### Problem description
Look through the material below and give the number of lines holding "JSON", with no other words.
**** Exercise input ****
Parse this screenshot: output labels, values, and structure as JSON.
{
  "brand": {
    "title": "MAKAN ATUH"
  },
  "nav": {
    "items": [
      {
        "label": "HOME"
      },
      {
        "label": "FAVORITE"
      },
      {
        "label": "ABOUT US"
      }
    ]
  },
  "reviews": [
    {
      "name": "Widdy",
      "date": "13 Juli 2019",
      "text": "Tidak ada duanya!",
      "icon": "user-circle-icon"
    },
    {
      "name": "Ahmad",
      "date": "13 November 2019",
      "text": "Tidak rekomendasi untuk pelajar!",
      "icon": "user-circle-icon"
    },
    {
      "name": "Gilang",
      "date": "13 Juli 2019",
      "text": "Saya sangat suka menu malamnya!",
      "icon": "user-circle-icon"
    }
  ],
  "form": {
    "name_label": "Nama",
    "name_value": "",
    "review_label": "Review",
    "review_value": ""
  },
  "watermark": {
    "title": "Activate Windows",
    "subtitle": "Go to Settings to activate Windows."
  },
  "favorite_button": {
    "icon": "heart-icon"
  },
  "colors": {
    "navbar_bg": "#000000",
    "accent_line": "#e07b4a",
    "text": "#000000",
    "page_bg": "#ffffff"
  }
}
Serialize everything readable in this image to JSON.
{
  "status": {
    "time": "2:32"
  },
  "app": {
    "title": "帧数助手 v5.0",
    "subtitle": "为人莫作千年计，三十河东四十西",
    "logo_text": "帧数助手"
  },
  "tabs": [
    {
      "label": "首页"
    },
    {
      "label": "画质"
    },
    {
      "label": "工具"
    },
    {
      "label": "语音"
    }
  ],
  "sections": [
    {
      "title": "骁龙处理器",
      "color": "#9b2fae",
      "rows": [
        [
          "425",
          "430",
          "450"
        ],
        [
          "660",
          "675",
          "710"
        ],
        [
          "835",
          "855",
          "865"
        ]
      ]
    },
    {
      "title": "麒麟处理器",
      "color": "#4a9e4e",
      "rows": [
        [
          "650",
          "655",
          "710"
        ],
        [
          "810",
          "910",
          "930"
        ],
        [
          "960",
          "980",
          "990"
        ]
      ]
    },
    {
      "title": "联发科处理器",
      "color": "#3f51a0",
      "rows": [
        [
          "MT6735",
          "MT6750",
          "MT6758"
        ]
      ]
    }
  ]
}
****
### The completed task
2